Figure record listings
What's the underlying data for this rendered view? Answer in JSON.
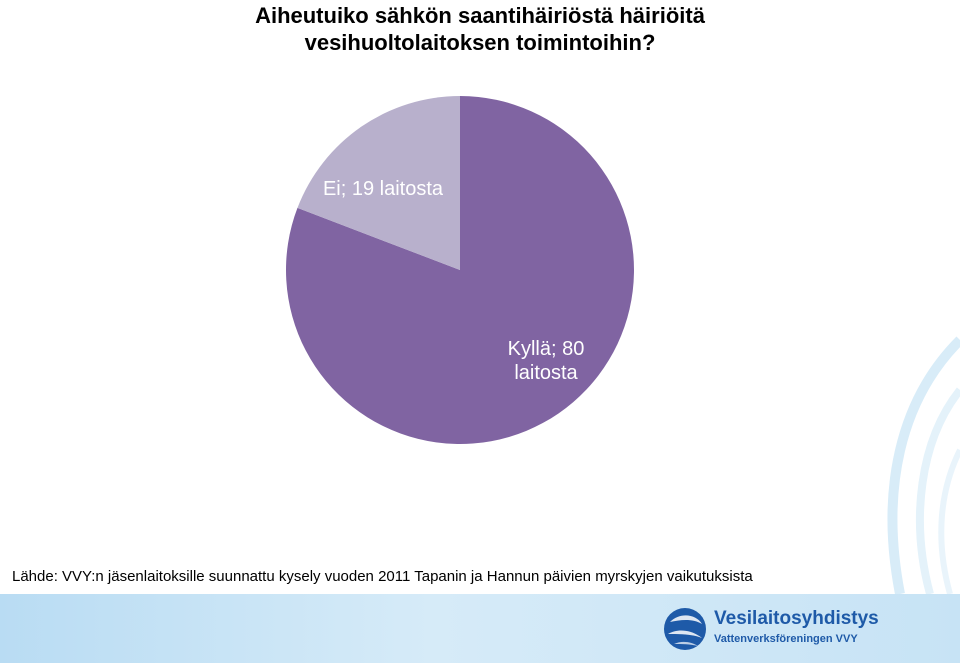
{
  "title": {
    "line1": "Aiheutuiko sähkön saantihäiriöstä häiriöitä",
    "line2": "vesihuoltolaitoksen toimintoihin?"
  },
  "chart_data": {
    "type": "pie",
    "title": "Aiheutuiko sähkön saantihäiriöstä häiriöitä vesihuoltolaitoksen toimintoihin?",
    "slices": [
      {
        "label": "Kyllä",
        "value": 80,
        "label_lines": [
          "Kyllä; 80",
          "laitosta"
        ],
        "color": "#8064a2"
      },
      {
        "label": "Ei",
        "value": 19,
        "label_lines": [
          "Ei; 19 laitosta"
        ],
        "color": "#b8b0cc"
      }
    ]
  },
  "source": "Lähde: VVY:n jäsenlaitoksille suunnattu kysely vuoden 2011 Tapanin ja Hannun päivien myrskyjen vaikutuksista",
  "logo": {
    "name": "Vesilaitosyhdistys",
    "subtitle": "Vattenverksföreningen VVY",
    "color": "#1e5aa8"
  }
}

> **WRITTEN TASK**: Set down all the data again exactly as above, pictures excluded.

> **COMPLETE OUTPUT**:
What's the underlying data for this rendered view? Answer in JSON.
{
  "title": {
    "line1": "Aiheutuiko sähkön saantihäiriöstä häiriöitä",
    "line2": "vesihuoltolaitoksen toimintoihin?"
  },
  "chart_data": {
    "type": "pie",
    "title": "Aiheutuiko sähkön saantihäiriöstä häiriöitä vesihuoltolaitoksen toimintoihin?",
    "slices": [
      {
        "label": "Kyllä",
        "value": 80,
        "label_lines": [
          "Kyllä; 80",
          "laitosta"
        ],
        "color": "#8064a2"
      },
      {
        "label": "Ei",
        "value": 19,
        "label_lines": [
          "Ei; 19 laitosta"
        ],
        "color": "#b8b0cc"
      }
    ]
  },
  "source": "Lähde: VVY:n jäsenlaitoksille suunnattu kysely vuoden 2011 Tapanin ja Hannun päivien myrskyjen vaikutuksista",
  "logo": {
    "name": "Vesilaitosyhdistys",
    "subtitle": "Vattenverksföreningen VVY",
    "color": "#1e5aa8"
  }
}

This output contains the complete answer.